Please give the listing again, word for word, with nothing left out.
-- Start of MATERIAL SHOWN --
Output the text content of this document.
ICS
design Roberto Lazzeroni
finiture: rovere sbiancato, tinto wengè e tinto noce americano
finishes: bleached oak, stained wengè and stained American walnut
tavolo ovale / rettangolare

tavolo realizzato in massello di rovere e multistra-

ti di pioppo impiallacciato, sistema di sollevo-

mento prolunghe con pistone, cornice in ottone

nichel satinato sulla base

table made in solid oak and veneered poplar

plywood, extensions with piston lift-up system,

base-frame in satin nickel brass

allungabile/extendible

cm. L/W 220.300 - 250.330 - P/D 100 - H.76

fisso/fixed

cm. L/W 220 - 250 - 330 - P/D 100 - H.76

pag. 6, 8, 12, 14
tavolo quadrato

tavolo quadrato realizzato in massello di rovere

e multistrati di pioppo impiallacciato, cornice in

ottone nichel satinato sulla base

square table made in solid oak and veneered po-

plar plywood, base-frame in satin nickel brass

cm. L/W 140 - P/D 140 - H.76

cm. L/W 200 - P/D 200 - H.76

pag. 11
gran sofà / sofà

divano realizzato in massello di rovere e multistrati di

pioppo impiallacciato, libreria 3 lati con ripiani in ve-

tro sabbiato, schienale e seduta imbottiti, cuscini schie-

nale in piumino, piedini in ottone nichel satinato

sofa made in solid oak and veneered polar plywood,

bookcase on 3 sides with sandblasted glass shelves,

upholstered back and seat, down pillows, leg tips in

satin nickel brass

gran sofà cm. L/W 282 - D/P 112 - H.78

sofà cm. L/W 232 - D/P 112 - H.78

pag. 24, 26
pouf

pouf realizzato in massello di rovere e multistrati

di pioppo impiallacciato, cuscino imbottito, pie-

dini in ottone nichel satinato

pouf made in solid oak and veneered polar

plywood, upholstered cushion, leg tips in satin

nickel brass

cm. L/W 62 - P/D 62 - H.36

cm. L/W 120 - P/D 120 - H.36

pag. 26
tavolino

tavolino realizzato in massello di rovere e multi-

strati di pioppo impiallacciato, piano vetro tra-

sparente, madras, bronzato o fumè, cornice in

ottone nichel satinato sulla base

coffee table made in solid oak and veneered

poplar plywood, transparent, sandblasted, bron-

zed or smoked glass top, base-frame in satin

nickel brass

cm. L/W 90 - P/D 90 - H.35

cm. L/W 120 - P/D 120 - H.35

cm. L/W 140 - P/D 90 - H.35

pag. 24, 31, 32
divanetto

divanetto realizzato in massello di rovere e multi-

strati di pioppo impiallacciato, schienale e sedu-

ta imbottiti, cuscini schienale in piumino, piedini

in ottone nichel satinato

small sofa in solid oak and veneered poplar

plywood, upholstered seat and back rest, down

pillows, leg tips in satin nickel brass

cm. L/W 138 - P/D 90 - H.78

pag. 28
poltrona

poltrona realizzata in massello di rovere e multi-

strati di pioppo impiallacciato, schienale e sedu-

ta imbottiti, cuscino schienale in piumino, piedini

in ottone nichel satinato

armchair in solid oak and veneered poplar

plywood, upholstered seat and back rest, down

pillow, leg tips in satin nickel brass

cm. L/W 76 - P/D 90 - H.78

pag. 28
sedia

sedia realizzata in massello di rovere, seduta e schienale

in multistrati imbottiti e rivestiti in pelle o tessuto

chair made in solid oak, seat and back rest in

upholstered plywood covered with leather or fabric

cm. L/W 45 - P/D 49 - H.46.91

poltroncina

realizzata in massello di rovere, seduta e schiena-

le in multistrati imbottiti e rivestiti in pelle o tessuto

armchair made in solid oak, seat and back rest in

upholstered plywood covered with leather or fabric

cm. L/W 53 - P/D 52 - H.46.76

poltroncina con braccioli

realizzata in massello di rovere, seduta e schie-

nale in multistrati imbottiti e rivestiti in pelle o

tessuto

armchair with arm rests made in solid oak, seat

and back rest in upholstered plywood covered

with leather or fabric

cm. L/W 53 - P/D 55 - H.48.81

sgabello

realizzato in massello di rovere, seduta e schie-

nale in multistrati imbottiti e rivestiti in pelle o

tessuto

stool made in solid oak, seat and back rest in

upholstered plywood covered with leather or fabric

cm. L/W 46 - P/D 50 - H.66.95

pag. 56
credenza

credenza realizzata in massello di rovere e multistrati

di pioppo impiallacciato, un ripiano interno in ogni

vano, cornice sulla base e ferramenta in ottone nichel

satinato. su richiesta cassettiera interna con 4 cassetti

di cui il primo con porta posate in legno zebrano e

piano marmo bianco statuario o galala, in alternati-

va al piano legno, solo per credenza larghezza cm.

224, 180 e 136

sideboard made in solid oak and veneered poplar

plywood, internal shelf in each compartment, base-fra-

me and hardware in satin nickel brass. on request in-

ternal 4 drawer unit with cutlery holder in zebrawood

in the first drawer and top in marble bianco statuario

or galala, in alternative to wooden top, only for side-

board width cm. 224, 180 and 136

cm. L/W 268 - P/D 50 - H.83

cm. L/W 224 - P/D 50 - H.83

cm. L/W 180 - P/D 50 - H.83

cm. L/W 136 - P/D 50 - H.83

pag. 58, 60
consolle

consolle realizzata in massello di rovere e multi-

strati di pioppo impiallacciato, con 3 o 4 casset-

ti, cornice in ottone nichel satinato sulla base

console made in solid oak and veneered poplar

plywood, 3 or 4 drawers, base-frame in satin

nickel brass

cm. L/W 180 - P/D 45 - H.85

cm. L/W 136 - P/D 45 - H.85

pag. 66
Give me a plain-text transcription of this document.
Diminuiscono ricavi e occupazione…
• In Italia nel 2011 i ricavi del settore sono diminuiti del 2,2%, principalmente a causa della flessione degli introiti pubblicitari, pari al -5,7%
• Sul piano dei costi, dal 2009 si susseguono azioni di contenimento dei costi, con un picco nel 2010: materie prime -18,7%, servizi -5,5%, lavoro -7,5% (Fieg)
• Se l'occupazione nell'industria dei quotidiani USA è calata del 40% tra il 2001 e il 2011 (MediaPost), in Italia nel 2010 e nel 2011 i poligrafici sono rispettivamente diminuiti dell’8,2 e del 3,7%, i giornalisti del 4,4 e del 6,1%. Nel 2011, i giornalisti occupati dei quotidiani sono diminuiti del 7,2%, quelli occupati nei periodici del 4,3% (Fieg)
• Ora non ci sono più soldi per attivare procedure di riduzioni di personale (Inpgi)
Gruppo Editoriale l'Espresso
-- End of MATERIAL SHOWN --
# ANSWER TO THE PROBLEM:
Output the text content of this document.
ICS
design Roberto Lazzeroni
finiture: rovere sbiancato, tinto wengè e tinto noce americano
finishes: bleached oak, stained wengè and stained American walnut
tavolo ovale / rettangolare

tavolo realizzato in massello di rovere e multistra-

ti di pioppo impiallacciato, sistema di sollevo-

mento prolunghe con pistone, cornice in ottone

nichel satinato sulla base

table made in solid oak and veneered poplar

plywood, extensions with piston lift-up system,

base-frame in satin nickel brass

allungabile/extendible

cm. L/W 220.300 - 250.330 - P/D 100 - H.76

fisso/fixed

cm. L/W 220 - 250 - 330 - P/D 100 - H.76

pag. 6, 8, 12, 14
tavolo quadrato

tavolo quadrato realizzato in massello di rovere

e multistrati di pioppo impiallacciato, cornice in

ottone nichel satinato sulla base

square table made in solid oak and veneered po-

plar plywood, base-frame in satin nickel brass

cm. L/W 140 - P/D 140 - H.76

cm. L/W 200 - P/D 200 - H.76

pag. 11
gran sofà / sofà

divano realizzato in massello di rovere e multistrati di

pioppo impiallacciato, libreria 3 lati con ripiani in ve-

tro sabbiato, schienale e seduta imbottiti, cuscini schie-

nale in piumino, piedini in ottone nichel satinato

sofa made in solid oak and veneered polar plywood,

bookcase on 3 sides with sandblasted glass shelves,

upholstered back and seat, down pillows, leg tips in

satin nickel brass

gran sofà cm. L/W 282 - D/P 112 - H.78

sofà cm. L/W 232 - D/P 112 - H.78

pag. 24, 26
pouf

pouf realizzato in massello di rovere e multistrati

di pioppo impiallacciato, cuscino imbottito, pie-

dini in ottone nichel satinato

pouf made in solid oak and veneered polar

plywood, upholstered cushion, leg tips in satin

nickel brass

cm. L/W 62 - P/D 62 - H.36

cm. L/W 120 - P/D 120 - H.36

pag. 26
tavolino

tavolino realizzato in massello di rovere e multi-

strati di pioppo impiallacciato, piano vetro tra-

sparente, madras, bronzato o fumè, cornice in

ottone nichel satinato sulla base

coffee table made in solid oak and veneered

poplar plywood, transparent, sandblasted, bron-

zed or smoked glass top, base-frame in satin

nickel brass

cm. L/W 90 - P/D 90 - H.35

cm. L/W 120 - P/D 120 - H.35

cm. L/W 140 - P/D 90 - H.35

pag. 24, 31, 32
divanetto

divanetto realizzato in massello di rovere e multi-

strati di pioppo impiallacciato, schienale e sedu-

ta imbottiti, cuscini schienale in piumino, piedini

in ottone nichel satinato

small sofa in solid oak and veneered poplar

plywood, upholstered seat and back rest, down

pillows, leg tips in satin nickel brass

cm. L/W 138 - P/D 90 - H.78

pag. 28
poltrona

poltrona realizzata in massello di rovere e multi-

strati di pioppo impiallacciato, schienale e sedu-

ta imbottiti, cuscino schienale in piumino, piedini

in ottone nichel satinato

armchair in solid oak and veneered poplar

plywood, upholstered seat and back rest, down

pillow, leg tips in satin nickel brass

cm. L/W 76 - P/D 90 - H.78

pag. 28
sedia

sedia realizzata in massello di rovere, seduta e schienale

in multistrati imbottiti e rivestiti in pelle o tessuto

chair made in solid oak, seat and back rest in

upholstered plywood covered with leather or fabric

cm. L/W 45 - P/D 49 - H.46.91

poltroncina

realizzata in massello di rovere, seduta e schiena-

le in multistrati imbottiti e rivestiti in pelle o tessuto

armchair made in solid oak, seat and back rest in

upholstered plywood covered with leather or fabric

cm. L/W 53 - P/D 52 - H.46.76

poltroncina con braccioli

realizzata in massello di rovere, seduta e schie-

nale in multistrati imbottiti e rivestiti in pelle o

tessuto

armchair with arm rests made in solid oak, seat

and back rest in upholstered plywood covered

with leather or fabric

cm. L/W 53 - P/D 55 - H.48.81

sgabello

realizzato in massello di rovere, seduta e schie-

nale in multistrati imbottiti e rivestiti in pelle o

tessuto

stool made in solid oak, seat and back rest in

upholstered plywood covered with leather or fabric

cm. L/W 46 - P/D 50 - H.66.95

pag. 56
credenza

credenza realizzata in massello di rovere e multistrati

di pioppo impiallacciato, un ripiano interno in ogni

vano, cornice sulla base e ferramenta in ottone nichel

satinato. su richiesta cassettiera interna con 4 cassetti

di cui il primo con porta posate in legno zebrano e

piano marmo bianco statuario o galala, in alternati-

va al piano legno, solo per credenza larghezza cm.

224, 180 e 136

sideboard made in solid oak and veneered poplar

plywood, internal shelf in each compartment, base-fra-

me and hardware in satin nickel brass. on request in-

ternal 4 drawer unit with cutlery holder in zebrawood

in the first drawer and top in marble bianco statuario

or galala, in alternative to wooden top, only for side-

board width cm. 224, 180 and 136

cm. L/W 268 - P/D 50 - H.83

cm. L/W 224 - P/D 50 - H.83

cm. L/W 180 - P/D 50 - H.83

cm. L/W 136 - P/D 50 - H.83

pag. 58, 60
consolle

consolle realizzata in massello di rovere e multi-

strati di pioppo impiallacciato, con 3 o 4 casset-

ti, cornice in ottone nichel satinato sulla base

console made in solid oak and veneered poplar

plywood, 3 or 4 drawers, base-frame in satin

nickel brass

cm. L/W 180 - P/D 45 - H.85

cm. L/W 136 - P/D 45 - H.85

pag. 66
Give me a plain-text transcription of this document.
Diminuiscono ricavi e occupazione…
• In Italia nel 2011 i ricavi del settore sono diminuiti del 2,2%, principalmente a causa della flessione degli introiti pubblicitari, pari al -5,7%
• Sul piano dei costi, dal 2009 si susseguono azioni di contenimento dei costi, con un picco nel 2010: materie prime -18,7%, servizi -5,5%, lavoro -7,5% (Fieg)
• Se l'occupazione nell'industria dei quotidiani USA è calata del 40% tra il 2001 e il 2011 (MediaPost), in Italia nel 2010 e nel 2011 i poligrafici sono rispettivamente diminuiti dell’8,2 e del 3,7%, i giornalisti del 4,4 e del 6,1%. Nel 2011, i giornalisti occupati dei quotidiani sono diminuiti del 7,2%, quelli occupati nei periodici del 4,3% (Fieg)
• Ora non ci sono più soldi per attivare procedure di riduzioni di personale (Inpgi)
Gruppo Editoriale l'Espresso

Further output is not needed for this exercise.